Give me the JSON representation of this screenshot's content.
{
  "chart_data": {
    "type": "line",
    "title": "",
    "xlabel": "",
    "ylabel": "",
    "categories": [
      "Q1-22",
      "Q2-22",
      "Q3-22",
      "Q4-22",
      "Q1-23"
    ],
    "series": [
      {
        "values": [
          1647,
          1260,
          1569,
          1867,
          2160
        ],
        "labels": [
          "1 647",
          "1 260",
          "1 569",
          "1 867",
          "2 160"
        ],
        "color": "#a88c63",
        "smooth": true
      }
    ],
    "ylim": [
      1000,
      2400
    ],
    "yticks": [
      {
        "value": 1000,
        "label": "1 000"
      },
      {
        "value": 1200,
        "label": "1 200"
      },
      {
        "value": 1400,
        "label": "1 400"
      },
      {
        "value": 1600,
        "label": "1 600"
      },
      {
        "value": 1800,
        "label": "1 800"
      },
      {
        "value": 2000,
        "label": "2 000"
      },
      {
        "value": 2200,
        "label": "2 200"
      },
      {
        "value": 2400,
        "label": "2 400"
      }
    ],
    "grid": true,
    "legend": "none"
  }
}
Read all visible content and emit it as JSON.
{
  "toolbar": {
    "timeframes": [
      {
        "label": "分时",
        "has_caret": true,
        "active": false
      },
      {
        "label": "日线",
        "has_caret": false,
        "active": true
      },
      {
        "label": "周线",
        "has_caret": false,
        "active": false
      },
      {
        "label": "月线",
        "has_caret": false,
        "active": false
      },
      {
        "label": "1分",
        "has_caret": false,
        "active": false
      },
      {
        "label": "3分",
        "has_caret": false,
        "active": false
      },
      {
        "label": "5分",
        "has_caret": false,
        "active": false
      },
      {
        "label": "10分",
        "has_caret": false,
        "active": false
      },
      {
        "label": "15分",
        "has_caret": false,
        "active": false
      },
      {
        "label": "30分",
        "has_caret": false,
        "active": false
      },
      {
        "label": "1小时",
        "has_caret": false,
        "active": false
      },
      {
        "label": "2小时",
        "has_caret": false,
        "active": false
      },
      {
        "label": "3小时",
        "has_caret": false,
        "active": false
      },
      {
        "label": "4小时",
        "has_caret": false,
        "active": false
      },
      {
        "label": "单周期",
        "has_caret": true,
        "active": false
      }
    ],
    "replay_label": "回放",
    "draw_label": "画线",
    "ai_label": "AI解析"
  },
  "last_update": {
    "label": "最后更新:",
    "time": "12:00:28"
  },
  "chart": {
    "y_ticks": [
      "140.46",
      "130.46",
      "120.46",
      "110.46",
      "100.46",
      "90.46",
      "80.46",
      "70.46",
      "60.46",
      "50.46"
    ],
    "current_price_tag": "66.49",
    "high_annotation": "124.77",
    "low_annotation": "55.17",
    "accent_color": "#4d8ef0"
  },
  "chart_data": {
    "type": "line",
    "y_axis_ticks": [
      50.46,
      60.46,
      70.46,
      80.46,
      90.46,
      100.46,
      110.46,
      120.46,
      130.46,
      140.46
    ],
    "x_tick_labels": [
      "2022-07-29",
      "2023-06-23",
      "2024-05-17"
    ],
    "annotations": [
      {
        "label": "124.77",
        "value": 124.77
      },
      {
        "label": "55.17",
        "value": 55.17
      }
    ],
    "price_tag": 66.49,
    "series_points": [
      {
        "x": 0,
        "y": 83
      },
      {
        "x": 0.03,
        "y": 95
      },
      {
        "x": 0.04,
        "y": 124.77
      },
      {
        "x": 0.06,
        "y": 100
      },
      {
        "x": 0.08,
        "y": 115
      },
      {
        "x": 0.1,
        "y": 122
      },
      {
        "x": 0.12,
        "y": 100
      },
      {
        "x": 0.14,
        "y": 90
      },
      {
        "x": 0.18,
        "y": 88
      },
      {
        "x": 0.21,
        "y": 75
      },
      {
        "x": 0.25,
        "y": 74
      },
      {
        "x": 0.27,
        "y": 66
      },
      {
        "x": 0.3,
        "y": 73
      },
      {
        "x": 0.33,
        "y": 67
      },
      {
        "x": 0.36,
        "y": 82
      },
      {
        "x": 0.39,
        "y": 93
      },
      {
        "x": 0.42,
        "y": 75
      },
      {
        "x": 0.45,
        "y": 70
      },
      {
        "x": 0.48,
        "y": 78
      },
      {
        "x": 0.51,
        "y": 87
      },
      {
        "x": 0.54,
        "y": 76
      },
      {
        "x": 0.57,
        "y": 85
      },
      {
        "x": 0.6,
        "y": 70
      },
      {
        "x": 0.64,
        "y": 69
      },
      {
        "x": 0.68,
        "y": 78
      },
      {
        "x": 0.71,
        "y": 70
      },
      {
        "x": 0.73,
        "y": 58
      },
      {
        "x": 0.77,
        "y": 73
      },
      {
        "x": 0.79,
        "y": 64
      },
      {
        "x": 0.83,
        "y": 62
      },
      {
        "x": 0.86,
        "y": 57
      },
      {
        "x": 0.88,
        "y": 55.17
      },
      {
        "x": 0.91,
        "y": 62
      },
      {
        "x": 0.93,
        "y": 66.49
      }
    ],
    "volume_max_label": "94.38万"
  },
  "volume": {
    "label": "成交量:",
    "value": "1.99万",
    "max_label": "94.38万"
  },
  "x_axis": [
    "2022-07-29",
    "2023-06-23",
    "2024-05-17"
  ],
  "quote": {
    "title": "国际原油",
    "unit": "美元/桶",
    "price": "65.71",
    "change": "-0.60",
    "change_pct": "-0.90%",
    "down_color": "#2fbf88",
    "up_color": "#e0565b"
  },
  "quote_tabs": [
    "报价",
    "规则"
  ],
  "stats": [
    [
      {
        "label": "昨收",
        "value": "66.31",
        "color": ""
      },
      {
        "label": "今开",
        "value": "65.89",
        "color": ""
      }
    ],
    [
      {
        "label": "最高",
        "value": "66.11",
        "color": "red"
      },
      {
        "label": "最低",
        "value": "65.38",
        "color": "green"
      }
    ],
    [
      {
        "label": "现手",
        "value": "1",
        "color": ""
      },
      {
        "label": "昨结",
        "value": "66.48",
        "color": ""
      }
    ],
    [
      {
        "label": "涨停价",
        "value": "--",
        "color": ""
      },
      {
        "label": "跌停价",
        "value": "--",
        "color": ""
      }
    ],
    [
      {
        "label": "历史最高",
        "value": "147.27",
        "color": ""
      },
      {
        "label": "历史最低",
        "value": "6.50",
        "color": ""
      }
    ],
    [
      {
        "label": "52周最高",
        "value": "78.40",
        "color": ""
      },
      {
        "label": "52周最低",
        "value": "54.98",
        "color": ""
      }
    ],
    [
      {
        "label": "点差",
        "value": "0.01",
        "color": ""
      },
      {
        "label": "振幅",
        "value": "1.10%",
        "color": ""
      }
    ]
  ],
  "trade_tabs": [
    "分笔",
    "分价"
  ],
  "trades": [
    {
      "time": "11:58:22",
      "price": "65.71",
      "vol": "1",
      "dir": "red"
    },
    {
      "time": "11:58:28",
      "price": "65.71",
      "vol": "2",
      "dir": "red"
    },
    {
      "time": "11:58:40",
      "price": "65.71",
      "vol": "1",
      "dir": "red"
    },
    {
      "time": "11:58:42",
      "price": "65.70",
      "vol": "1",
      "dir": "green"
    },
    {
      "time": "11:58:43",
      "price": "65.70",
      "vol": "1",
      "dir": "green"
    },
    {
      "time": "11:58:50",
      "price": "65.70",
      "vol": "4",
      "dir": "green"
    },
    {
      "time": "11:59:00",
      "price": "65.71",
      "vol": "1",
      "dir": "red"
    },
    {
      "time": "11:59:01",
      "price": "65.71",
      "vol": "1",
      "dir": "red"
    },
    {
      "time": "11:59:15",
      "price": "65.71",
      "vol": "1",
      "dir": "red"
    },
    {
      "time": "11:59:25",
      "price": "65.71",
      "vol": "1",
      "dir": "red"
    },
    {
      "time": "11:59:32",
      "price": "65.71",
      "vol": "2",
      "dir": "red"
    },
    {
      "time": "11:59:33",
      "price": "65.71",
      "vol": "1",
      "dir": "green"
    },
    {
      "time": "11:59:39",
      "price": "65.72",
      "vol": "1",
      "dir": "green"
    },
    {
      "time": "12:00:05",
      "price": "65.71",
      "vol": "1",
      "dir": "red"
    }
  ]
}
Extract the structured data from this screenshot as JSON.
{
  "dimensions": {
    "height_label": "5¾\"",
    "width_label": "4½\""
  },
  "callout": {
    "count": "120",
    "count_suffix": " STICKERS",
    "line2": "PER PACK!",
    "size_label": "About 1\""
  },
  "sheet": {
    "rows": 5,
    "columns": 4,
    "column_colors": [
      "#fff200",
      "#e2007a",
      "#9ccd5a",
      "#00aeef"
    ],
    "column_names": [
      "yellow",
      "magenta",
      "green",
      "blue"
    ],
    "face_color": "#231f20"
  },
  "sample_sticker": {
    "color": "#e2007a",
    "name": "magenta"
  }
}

EXERCISE REQUIREMENTS: Can you quote exactly the lines from the one containing "Extract the structured" through the last line of the records above, and nothing else?

THE RESPONSE:
Extract the structured data from this screenshot as JSON.
{
  "dimensions": {
    "height_label": "5¾\"",
    "width_label": "4½\""
  },
  "callout": {
    "count": "120",
    "count_suffix": " STICKERS",
    "line2": "PER PACK!",
    "size_label": "About 1\""
  },
  "sheet": {
    "rows": 5,
    "columns": 4,
    "column_colors": [
      "#fff200",
      "#e2007a",
      "#9ccd5a",
      "#00aeef"
    ],
    "column_names": [
      "yellow",
      "magenta",
      "green",
      "blue"
    ],
    "face_color": "#231f20"
  },
  "sample_sticker": {
    "color": "#e2007a",
    "name": "magenta"
  }
}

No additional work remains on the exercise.